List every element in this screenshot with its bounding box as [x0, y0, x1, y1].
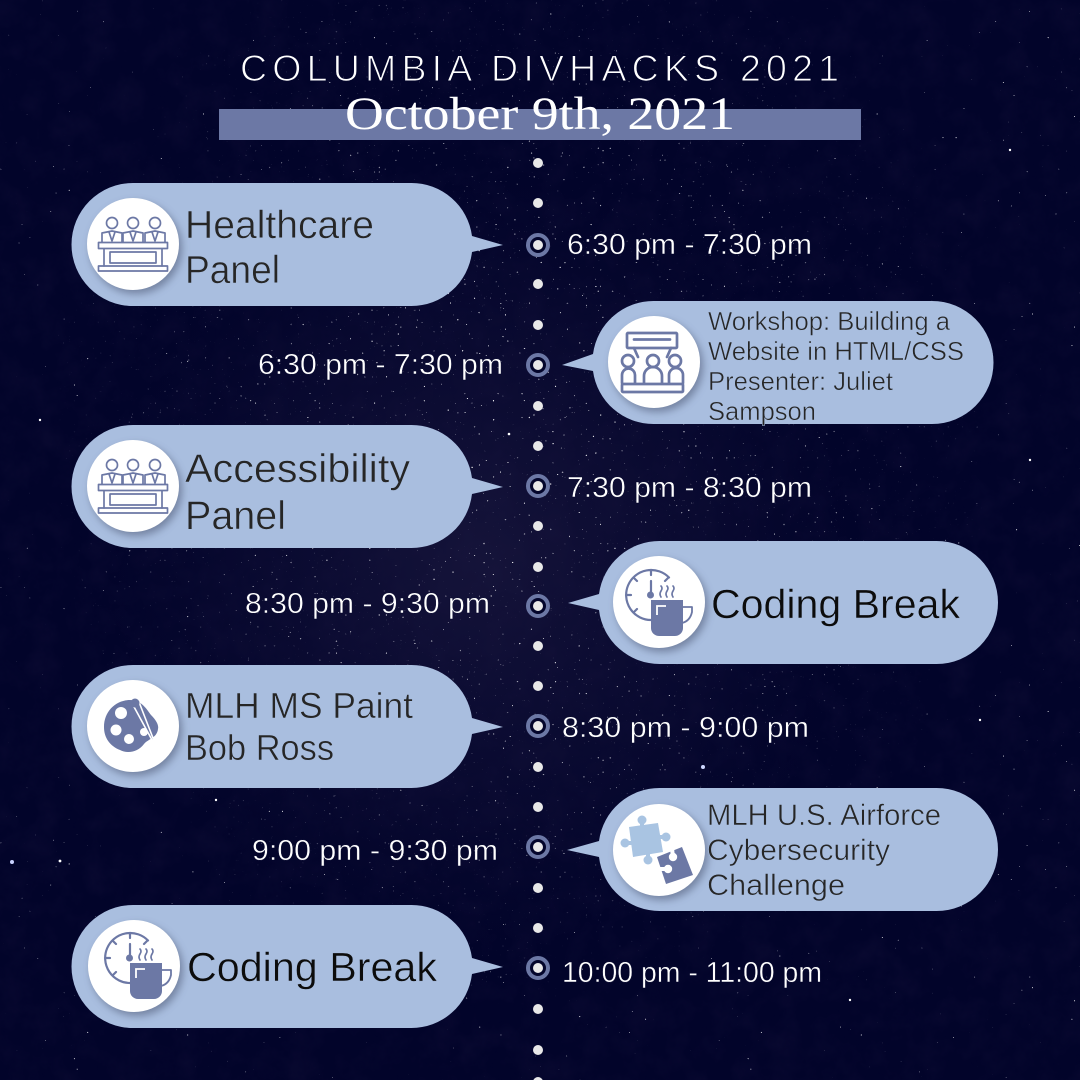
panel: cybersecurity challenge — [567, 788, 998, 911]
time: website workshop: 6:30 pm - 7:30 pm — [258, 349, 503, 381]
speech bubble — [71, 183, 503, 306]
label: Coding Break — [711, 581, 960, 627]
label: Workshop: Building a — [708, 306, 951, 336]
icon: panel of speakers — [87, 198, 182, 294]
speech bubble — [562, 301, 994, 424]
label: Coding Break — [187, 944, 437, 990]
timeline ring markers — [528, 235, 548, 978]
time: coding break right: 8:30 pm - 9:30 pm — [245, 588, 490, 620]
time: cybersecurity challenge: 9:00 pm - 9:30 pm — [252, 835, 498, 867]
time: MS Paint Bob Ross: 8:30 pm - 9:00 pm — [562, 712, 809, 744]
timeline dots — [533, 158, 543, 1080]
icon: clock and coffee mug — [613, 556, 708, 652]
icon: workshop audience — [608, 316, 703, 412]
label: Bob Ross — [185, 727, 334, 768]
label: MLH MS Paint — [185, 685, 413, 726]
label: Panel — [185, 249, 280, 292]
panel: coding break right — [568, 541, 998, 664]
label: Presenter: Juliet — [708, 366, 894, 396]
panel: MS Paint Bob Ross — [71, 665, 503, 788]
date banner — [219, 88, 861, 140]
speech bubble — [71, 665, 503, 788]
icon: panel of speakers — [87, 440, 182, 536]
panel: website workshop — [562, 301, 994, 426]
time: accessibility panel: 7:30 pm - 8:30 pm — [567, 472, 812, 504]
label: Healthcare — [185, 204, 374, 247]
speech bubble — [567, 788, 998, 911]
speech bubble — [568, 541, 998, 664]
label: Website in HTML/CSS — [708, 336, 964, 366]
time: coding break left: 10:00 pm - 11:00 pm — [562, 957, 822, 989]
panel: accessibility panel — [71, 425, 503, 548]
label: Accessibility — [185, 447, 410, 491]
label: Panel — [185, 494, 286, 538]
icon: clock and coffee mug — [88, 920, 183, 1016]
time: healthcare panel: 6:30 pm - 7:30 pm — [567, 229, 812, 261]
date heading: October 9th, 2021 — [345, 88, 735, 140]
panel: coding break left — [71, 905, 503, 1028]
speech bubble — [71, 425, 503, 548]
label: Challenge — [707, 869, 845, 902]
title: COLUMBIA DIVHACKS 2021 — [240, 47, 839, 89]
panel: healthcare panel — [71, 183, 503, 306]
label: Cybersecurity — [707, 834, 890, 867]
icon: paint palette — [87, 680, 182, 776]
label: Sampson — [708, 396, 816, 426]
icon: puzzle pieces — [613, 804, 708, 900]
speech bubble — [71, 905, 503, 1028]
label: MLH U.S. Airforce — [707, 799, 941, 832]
= = = = =
*GIVEN REQUEST*
Extract every line of the material above that contains the string "bubble". The match is case-sensitive.

*RESULT OF THIS EXERCISE*
speech bubble — [71, 183, 503, 306]
speech bubble — [562, 301, 994, 424]
speech bubble — [71, 665, 503, 788]
speech bubble — [567, 788, 998, 911]
speech bubble — [568, 541, 998, 664]
speech bubble — [71, 425, 503, 548]
speech bubble — [71, 905, 503, 1028]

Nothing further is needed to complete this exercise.